■ Work required: Write the data out again, character for character, with no images.

Figure dataset records:
— START —

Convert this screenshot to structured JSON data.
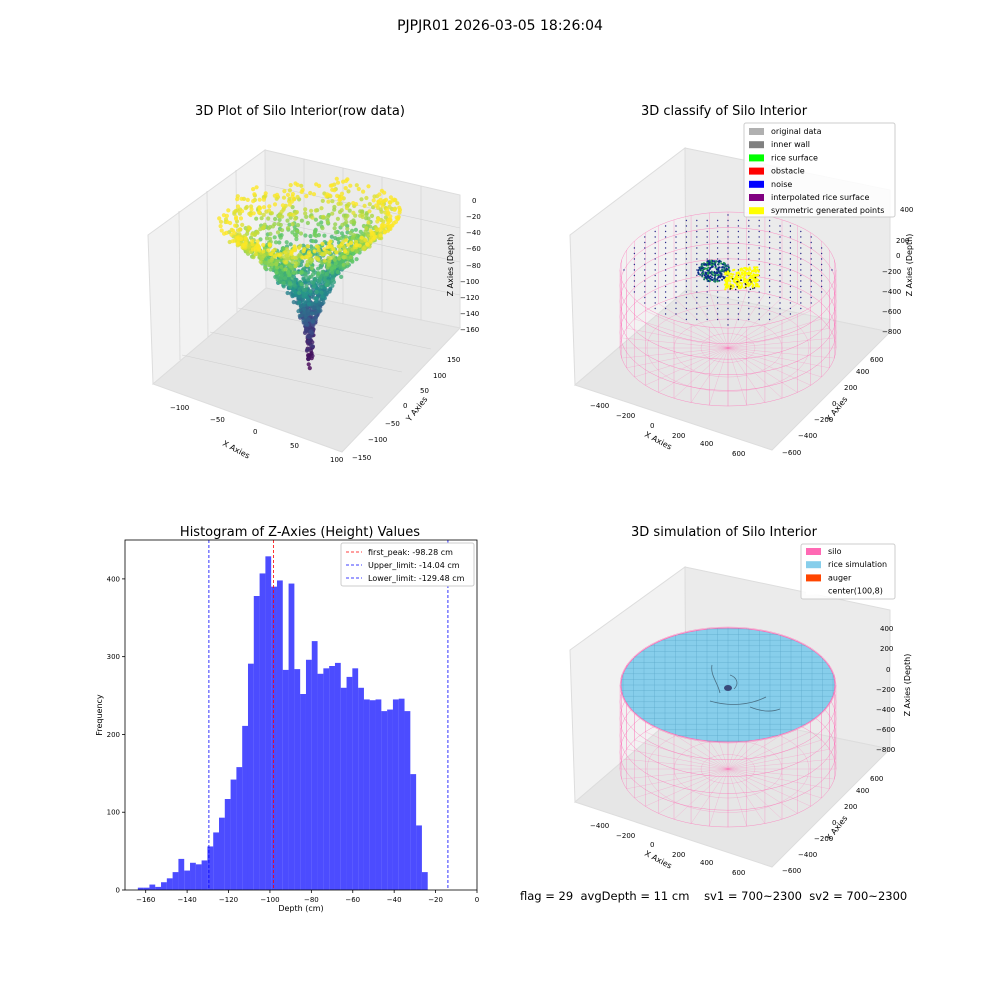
{
  "figure": {
    "suptitle": "PJPJR01 2026-03-05 18:26:04",
    "status": {
      "flag": "flag = 29",
      "avg_depth": "avgDepth = 11 cm",
      "sv1": "sv1 = 700~2300",
      "sv2": "sv2 = 700~2300"
    }
  },
  "panels": {
    "raw": {
      "title": "3D Plot of Silo Interior(row data)",
      "xlabel": "X Axies",
      "ylabel": "Y Axies",
      "zlabel": "Z Axies (Depth)",
      "xticks": [
        "−100",
        "−50",
        "0",
        "50",
        "100"
      ],
      "yticks": [
        "−150",
        "−100",
        "−50",
        "0",
        "50",
        "100",
        "150"
      ],
      "zticks": [
        "0",
        "−20",
        "−40",
        "−60",
        "−80",
        "−100",
        "−120",
        "−140",
        "−160"
      ]
    },
    "classify": {
      "title": "3D classify of Silo Interior",
      "xlabel": "X Axies",
      "ylabel": "Y Axies",
      "zlabel": "Z Axies (Depth)",
      "xticks": [
        "−400",
        "−200",
        "0",
        "200",
        "400",
        "600"
      ],
      "yticks": [
        "−600",
        "−400",
        "−200",
        "0",
        "200",
        "400",
        "600"
      ],
      "zticks": [
        "400",
        "200",
        "0",
        "−200",
        "−400",
        "−600",
        "−800"
      ],
      "legend": [
        {
          "label": "original data",
          "color": "#b0b0b0"
        },
        {
          "label": "inner wall",
          "color": "#808080"
        },
        {
          "label": "rice surface",
          "color": "#00ff00"
        },
        {
          "label": "obstacle",
          "color": "#ff0000"
        },
        {
          "label": "noise",
          "color": "#0000ff"
        },
        {
          "label": "interpolated rice surface",
          "color": "#800080"
        },
        {
          "label": "symmetric generated points",
          "color": "#ffff00"
        }
      ]
    },
    "simulation": {
      "title": "3D simulation of Silo Interior",
      "xlabel": "X Axies",
      "ylabel": "Y Axies",
      "zlabel": "Z Axies (Depth)",
      "xticks": [
        "−400",
        "−200",
        "0",
        "200",
        "400",
        "600"
      ],
      "yticks": [
        "−600",
        "−400",
        "−200",
        "0",
        "200",
        "400",
        "600"
      ],
      "zticks": [
        "400",
        "200",
        "0",
        "−200",
        "−400",
        "−600",
        "−800"
      ],
      "legend": [
        {
          "label": "silo",
          "color": "#ff69b4"
        },
        {
          "label": "rice simulation",
          "color": "#87ceeb"
        },
        {
          "label": "auger",
          "color": "#ff4500"
        },
        {
          "label": "center(100,8)",
          "color": "#ffffff"
        }
      ]
    }
  },
  "chart_data": {
    "type": "bar",
    "title": "Histogram of Z-Axies (Height) Values",
    "xlabel": "Depth (cm)",
    "ylabel": "Frequency",
    "xlim": [
      -170,
      0
    ],
    "ylim": [
      0,
      450
    ],
    "xticks": [
      -160,
      -140,
      -120,
      -100,
      -80,
      -60,
      -40,
      -20,
      0
    ],
    "yticks": [
      0,
      100,
      200,
      300,
      400
    ],
    "bin_start": -163.8,
    "bin_width": 2.8,
    "values": [
      3,
      3,
      7,
      4,
      10,
      15,
      23,
      40,
      25,
      35,
      33,
      38,
      56,
      74,
      93,
      117,
      142,
      158,
      211,
      291,
      378,
      407,
      429,
      390,
      398,
      283,
      394,
      284,
      252,
      296,
      320,
      278,
      285,
      288,
      292,
      260,
      274,
      285,
      260,
      245,
      244,
      245,
      230,
      232,
      245,
      246,
      230,
      149,
      83,
      23
    ],
    "bar_color": "#0000ff",
    "bar_alpha": 0.7,
    "lines": [
      {
        "label": "first_peak: -98.28 cm",
        "x": -98.28,
        "color": "#ff0000"
      },
      {
        "label": "Upper_limit: -14.04 cm",
        "x": -14.04,
        "color": "#0000ff"
      },
      {
        "label": "Lower_limit: -129.48 cm",
        "x": -129.48,
        "color": "#0000ff"
      }
    ],
    "legend_position": "upper right"
  }
}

— END —

■ Solution for this exercise:
Convert this screenshot to structured JSON data.
{
  "figure": {
    "suptitle": "PJPJR01 2026-03-05 18:26:04",
    "status": {
      "flag": "flag = 29",
      "avg_depth": "avgDepth = 11 cm",
      "sv1": "sv1 = 700~2300",
      "sv2": "sv2 = 700~2300"
    }
  },
  "panels": {
    "raw": {
      "title": "3D Plot of Silo Interior(row data)",
      "xlabel": "X Axies",
      "ylabel": "Y Axies",
      "zlabel": "Z Axies (Depth)",
      "xticks": [
        "−100",
        "−50",
        "0",
        "50",
        "100"
      ],
      "yticks": [
        "−150",
        "−100",
        "−50",
        "0",
        "50",
        "100",
        "150"
      ],
      "zticks": [
        "0",
        "−20",
        "−40",
        "−60",
        "−80",
        "−100",
        "−120",
        "−140",
        "−160"
      ]
    },
    "classify": {
      "title": "3D classify of Silo Interior",
      "xlabel": "X Axies",
      "ylabel": "Y Axies",
      "zlabel": "Z Axies (Depth)",
      "xticks": [
        "−400",
        "−200",
        "0",
        "200",
        "400",
        "600"
      ],
      "yticks": [
        "−600",
        "−400",
        "−200",
        "0",
        "200",
        "400",
        "600"
      ],
      "zticks": [
        "400",
        "200",
        "0",
        "−200",
        "−400",
        "−600",
        "−800"
      ],
      "legend": [
        {
          "label": "original data",
          "color": "#b0b0b0"
        },
        {
          "label": "inner wall",
          "color": "#808080"
        },
        {
          "label": "rice surface",
          "color": "#00ff00"
        },
        {
          "label": "obstacle",
          "color": "#ff0000"
        },
        {
          "label": "noise",
          "color": "#0000ff"
        },
        {
          "label": "interpolated rice surface",
          "color": "#800080"
        },
        {
          "label": "symmetric generated points",
          "color": "#ffff00"
        }
      ]
    },
    "simulation": {
      "title": "3D simulation of Silo Interior",
      "xlabel": "X Axies",
      "ylabel": "Y Axies",
      "zlabel": "Z Axies (Depth)",
      "xticks": [
        "−400",
        "−200",
        "0",
        "200",
        "400",
        "600"
      ],
      "yticks": [
        "−600",
        "−400",
        "−200",
        "0",
        "200",
        "400",
        "600"
      ],
      "zticks": [
        "400",
        "200",
        "0",
        "−200",
        "−400",
        "−600",
        "−800"
      ],
      "legend": [
        {
          "label": "silo",
          "color": "#ff69b4"
        },
        {
          "label": "rice simulation",
          "color": "#87ceeb"
        },
        {
          "label": "auger",
          "color": "#ff4500"
        },
        {
          "label": "center(100,8)",
          "color": "#ffffff"
        }
      ]
    }
  },
  "chart_data": {
    "type": "bar",
    "title": "Histogram of Z-Axies (Height) Values",
    "xlabel": "Depth (cm)",
    "ylabel": "Frequency",
    "xlim": [
      -170,
      0
    ],
    "ylim": [
      0,
      450
    ],
    "xticks": [
      -160,
      -140,
      -120,
      -100,
      -80,
      -60,
      -40,
      -20,
      0
    ],
    "yticks": [
      0,
      100,
      200,
      300,
      400
    ],
    "bin_start": -163.8,
    "bin_width": 2.8,
    "values": [
      3,
      3,
      7,
      4,
      10,
      15,
      23,
      40,
      25,
      35,
      33,
      38,
      56,
      74,
      93,
      117,
      142,
      158,
      211,
      291,
      378,
      407,
      429,
      390,
      398,
      283,
      394,
      284,
      252,
      296,
      320,
      278,
      285,
      288,
      292,
      260,
      274,
      285,
      260,
      245,
      244,
      245,
      230,
      232,
      245,
      246,
      230,
      149,
      83,
      23
    ],
    "bar_color": "#0000ff",
    "bar_alpha": 0.7,
    "lines": [
      {
        "label": "first_peak: -98.28 cm",
        "x": -98.28,
        "color": "#ff0000"
      },
      {
        "label": "Upper_limit: -14.04 cm",
        "x": -14.04,
        "color": "#0000ff"
      },
      {
        "label": "Lower_limit: -129.48 cm",
        "x": -129.48,
        "color": "#0000ff"
      }
    ],
    "legend_position": "upper right"
  }
}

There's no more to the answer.